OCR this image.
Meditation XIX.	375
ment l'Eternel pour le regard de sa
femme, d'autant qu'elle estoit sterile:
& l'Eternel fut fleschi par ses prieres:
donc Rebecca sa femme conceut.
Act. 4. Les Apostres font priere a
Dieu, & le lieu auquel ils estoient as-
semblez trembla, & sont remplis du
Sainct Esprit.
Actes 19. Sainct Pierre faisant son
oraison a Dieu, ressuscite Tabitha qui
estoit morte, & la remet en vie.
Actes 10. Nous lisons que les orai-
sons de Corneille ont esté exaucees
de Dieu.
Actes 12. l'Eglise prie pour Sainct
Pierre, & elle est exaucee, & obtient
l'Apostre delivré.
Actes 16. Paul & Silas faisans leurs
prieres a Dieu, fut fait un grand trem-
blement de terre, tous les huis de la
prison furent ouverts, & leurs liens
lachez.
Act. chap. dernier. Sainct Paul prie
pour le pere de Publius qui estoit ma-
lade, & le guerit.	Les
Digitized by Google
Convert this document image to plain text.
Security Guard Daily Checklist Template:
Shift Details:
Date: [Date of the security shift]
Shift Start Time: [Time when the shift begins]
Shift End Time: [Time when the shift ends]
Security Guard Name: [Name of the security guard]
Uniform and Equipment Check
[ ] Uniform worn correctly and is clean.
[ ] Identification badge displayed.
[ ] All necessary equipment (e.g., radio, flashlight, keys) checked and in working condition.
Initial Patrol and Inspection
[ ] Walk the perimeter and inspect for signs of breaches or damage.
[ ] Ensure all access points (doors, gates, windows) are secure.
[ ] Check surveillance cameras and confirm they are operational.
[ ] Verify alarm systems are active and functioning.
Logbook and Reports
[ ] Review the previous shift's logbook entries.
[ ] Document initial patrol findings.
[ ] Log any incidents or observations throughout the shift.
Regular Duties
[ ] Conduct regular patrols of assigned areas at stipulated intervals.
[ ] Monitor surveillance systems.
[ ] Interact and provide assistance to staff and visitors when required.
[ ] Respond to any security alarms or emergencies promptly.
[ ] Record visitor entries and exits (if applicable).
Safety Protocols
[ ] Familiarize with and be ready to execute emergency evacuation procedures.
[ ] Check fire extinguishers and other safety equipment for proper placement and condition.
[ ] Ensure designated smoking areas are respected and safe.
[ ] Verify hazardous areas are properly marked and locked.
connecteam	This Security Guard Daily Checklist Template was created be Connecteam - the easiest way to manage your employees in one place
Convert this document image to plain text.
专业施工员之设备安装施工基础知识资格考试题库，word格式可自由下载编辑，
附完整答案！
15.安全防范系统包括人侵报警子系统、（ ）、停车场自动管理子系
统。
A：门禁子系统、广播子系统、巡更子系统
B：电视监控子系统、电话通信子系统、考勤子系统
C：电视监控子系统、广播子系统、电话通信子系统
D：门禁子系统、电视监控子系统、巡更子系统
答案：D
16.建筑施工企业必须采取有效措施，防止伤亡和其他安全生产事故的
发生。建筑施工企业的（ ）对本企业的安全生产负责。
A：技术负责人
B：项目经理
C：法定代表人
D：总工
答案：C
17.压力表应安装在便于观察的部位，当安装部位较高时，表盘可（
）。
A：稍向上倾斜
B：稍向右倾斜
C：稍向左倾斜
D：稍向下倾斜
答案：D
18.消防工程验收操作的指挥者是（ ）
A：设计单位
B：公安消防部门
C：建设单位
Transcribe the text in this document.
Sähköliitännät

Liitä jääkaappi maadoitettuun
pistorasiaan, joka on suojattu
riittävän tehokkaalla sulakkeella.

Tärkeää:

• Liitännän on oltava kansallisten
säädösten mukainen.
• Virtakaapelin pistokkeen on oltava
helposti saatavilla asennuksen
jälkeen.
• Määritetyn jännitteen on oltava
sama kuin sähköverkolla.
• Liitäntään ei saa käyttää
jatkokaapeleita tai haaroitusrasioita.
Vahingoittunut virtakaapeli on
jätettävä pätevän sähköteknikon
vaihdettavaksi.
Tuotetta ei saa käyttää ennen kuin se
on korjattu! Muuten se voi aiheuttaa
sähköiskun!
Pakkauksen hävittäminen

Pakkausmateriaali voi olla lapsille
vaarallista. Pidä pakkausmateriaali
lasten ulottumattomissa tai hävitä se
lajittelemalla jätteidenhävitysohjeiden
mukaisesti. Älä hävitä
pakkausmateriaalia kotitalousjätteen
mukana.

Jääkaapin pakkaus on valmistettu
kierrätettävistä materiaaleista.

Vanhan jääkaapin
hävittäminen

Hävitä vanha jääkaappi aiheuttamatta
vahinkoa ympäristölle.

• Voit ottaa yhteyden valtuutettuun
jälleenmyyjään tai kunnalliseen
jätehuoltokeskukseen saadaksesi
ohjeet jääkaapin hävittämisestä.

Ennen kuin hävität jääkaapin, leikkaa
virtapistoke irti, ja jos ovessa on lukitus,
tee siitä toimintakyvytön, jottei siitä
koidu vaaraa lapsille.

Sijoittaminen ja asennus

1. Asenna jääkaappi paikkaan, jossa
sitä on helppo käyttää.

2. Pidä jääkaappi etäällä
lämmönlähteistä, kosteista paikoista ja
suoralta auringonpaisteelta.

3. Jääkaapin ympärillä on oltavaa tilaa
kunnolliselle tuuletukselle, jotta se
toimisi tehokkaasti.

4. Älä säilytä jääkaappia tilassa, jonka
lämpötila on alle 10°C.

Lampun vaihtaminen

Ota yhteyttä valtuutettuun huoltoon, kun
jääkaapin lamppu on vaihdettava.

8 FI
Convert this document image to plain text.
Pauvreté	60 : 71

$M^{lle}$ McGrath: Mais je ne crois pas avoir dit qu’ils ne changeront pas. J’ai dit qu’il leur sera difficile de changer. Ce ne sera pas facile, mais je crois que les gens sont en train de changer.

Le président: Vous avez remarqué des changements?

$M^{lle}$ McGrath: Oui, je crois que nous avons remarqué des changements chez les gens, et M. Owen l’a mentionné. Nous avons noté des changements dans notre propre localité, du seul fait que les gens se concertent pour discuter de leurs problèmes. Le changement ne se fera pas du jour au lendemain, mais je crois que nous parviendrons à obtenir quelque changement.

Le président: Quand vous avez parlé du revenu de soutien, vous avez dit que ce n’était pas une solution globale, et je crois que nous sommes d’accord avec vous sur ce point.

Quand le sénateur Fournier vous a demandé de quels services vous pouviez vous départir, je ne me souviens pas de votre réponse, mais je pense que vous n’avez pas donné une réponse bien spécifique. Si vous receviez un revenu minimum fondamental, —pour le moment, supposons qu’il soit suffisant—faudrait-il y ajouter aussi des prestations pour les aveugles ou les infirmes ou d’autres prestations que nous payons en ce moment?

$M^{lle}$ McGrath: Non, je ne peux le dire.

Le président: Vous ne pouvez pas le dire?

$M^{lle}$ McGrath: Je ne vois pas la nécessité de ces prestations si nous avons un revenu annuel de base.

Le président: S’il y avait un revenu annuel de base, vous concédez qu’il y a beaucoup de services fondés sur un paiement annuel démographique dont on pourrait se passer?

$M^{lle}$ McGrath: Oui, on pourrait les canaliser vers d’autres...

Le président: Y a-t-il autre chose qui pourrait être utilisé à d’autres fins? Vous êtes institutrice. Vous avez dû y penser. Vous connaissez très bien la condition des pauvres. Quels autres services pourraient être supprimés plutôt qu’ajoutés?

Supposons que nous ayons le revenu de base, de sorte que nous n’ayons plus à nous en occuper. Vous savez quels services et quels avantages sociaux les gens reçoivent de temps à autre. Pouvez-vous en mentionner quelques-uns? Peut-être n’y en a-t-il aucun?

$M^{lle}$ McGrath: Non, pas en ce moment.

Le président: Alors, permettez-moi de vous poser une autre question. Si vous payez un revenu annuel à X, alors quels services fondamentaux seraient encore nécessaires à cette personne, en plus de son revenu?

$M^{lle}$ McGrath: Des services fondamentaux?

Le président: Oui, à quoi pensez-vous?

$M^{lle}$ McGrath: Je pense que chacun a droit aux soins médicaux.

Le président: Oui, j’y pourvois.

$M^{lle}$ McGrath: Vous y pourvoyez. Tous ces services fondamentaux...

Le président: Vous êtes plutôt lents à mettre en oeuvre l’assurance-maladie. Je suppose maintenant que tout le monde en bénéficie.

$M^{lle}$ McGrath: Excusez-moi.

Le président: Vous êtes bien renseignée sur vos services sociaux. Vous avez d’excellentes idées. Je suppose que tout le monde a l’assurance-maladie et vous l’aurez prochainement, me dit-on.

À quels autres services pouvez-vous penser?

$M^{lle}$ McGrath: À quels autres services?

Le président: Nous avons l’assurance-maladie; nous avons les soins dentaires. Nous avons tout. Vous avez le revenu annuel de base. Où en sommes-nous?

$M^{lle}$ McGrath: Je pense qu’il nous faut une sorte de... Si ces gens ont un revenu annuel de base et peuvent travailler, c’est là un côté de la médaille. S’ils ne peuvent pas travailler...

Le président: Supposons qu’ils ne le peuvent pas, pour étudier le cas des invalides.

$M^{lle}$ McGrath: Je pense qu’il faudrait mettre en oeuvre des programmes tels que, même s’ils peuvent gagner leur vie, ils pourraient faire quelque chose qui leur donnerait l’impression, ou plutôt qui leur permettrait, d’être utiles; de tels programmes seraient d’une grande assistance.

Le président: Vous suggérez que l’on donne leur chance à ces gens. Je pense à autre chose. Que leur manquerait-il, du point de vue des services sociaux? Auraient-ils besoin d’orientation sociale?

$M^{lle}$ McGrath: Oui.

+++

EXERCISE DESCRIPTION
Only a number is wanted: how many lines contain "monde"?

WRITTEN SOLUTION
2